> [EXERCISE INSTRUCTIONS]
Return all lines from the listing below in which the string "Corjl" occurs.

Dataset excerpts:
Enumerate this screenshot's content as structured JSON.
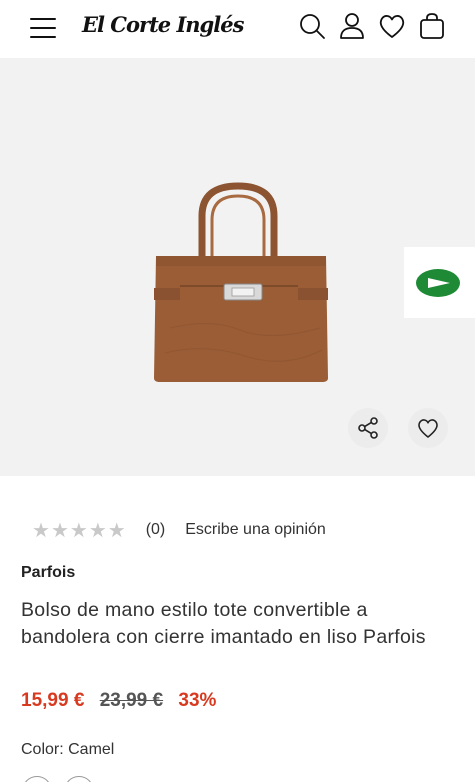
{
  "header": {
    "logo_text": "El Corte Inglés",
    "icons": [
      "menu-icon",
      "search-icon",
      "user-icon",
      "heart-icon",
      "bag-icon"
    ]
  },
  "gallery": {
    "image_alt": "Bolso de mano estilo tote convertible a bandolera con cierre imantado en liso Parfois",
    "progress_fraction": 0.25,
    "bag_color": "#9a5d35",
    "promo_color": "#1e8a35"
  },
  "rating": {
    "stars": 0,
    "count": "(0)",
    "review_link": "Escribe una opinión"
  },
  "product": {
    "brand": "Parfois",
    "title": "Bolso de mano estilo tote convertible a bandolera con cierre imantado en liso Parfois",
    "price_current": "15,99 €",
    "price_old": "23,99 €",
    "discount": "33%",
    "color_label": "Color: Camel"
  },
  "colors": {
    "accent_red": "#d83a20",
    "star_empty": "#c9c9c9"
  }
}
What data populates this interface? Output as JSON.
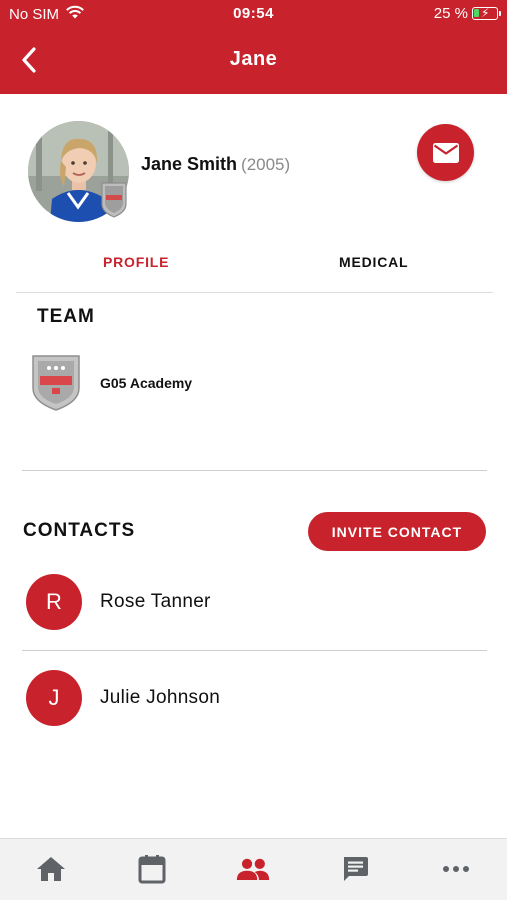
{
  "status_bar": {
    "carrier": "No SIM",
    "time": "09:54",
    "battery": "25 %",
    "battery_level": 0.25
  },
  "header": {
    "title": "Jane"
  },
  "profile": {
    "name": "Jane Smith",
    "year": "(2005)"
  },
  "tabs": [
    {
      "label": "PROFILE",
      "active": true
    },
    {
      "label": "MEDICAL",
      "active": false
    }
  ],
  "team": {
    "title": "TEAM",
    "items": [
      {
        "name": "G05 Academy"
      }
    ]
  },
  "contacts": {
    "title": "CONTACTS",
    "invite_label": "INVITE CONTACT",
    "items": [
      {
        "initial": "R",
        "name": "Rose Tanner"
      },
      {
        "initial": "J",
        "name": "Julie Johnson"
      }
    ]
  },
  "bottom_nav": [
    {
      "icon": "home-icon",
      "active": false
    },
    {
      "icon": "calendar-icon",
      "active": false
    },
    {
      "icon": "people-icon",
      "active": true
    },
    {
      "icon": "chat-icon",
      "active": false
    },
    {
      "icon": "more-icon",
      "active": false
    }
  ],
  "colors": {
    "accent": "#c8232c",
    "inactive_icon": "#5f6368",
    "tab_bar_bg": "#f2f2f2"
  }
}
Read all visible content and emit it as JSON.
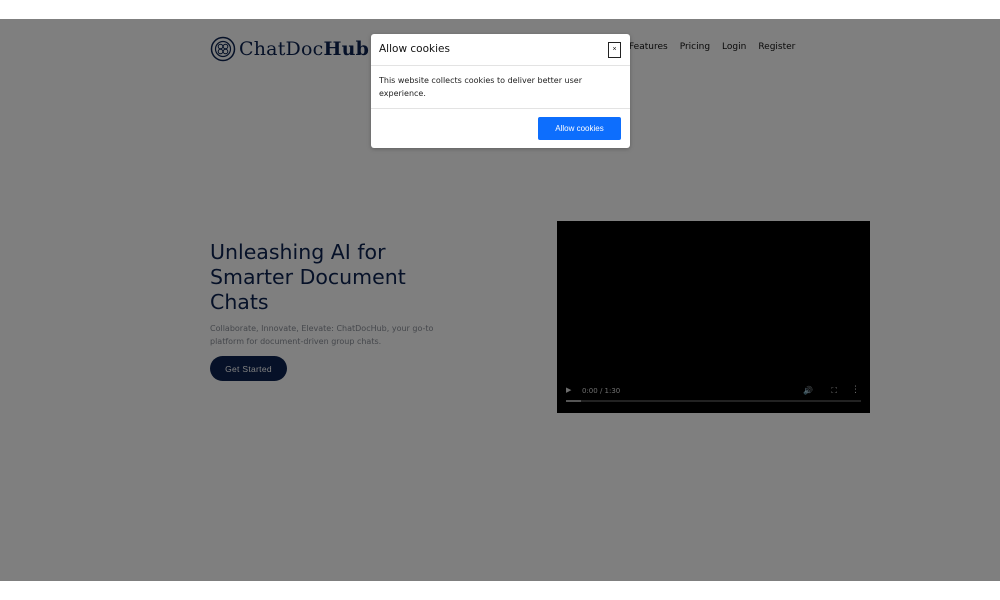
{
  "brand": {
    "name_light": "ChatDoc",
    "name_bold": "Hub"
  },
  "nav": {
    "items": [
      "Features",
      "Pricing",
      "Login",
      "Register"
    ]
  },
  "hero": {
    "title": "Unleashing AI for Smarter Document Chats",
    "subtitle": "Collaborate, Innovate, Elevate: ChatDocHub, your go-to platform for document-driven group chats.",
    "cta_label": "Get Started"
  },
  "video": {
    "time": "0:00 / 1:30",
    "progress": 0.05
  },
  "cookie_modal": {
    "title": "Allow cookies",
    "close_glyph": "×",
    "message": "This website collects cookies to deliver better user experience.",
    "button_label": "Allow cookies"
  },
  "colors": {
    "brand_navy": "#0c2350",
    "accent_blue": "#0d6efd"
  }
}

---

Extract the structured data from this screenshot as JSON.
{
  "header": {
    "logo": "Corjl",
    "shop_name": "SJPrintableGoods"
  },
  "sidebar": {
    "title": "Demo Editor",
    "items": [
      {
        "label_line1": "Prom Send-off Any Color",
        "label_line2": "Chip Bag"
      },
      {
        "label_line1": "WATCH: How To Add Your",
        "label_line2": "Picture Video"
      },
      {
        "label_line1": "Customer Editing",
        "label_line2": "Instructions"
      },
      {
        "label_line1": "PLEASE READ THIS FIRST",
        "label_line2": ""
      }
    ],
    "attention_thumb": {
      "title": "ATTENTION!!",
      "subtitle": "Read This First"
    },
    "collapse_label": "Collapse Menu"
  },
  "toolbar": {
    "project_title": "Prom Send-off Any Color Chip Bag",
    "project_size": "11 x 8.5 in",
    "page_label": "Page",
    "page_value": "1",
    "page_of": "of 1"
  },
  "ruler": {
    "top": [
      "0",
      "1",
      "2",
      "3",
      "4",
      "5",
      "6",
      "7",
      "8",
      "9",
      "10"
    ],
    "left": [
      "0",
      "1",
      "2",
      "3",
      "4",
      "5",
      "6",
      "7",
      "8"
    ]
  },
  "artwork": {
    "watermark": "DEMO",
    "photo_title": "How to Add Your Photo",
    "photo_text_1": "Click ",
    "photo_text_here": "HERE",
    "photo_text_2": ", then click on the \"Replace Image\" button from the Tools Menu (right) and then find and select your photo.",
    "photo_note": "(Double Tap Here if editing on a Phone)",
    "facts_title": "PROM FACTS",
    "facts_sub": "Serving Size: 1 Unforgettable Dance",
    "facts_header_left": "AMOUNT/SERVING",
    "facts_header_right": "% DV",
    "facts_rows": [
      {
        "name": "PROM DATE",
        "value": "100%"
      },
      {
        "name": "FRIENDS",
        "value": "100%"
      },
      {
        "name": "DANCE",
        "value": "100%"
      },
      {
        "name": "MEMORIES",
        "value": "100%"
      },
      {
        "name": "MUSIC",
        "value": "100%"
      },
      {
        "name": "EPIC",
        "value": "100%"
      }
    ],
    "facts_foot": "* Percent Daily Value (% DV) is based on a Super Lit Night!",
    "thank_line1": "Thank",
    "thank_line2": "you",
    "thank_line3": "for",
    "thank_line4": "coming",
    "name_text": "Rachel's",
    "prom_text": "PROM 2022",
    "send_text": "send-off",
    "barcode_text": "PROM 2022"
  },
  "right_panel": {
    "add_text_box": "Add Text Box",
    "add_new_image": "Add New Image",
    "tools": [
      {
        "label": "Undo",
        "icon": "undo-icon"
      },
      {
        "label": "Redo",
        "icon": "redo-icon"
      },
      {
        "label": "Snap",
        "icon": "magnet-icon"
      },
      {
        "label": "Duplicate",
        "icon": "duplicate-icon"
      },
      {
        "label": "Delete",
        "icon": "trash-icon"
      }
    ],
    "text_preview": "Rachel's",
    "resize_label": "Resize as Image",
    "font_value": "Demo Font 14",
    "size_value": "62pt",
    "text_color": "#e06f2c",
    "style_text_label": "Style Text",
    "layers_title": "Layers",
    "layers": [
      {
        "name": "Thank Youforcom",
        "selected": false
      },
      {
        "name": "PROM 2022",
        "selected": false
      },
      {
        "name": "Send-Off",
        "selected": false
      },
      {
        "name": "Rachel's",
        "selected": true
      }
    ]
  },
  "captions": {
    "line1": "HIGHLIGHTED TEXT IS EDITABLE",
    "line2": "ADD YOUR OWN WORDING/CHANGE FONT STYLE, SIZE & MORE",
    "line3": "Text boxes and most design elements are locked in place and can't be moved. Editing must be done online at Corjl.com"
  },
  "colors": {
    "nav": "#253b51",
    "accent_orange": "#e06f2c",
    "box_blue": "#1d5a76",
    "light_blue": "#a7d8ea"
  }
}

> [TASK RESPONSE]
    "logo": "Corjl",
    "line3": "Text boxes and most design elements are locked in place and can't be moved. Editing must be done online at Corjl.com"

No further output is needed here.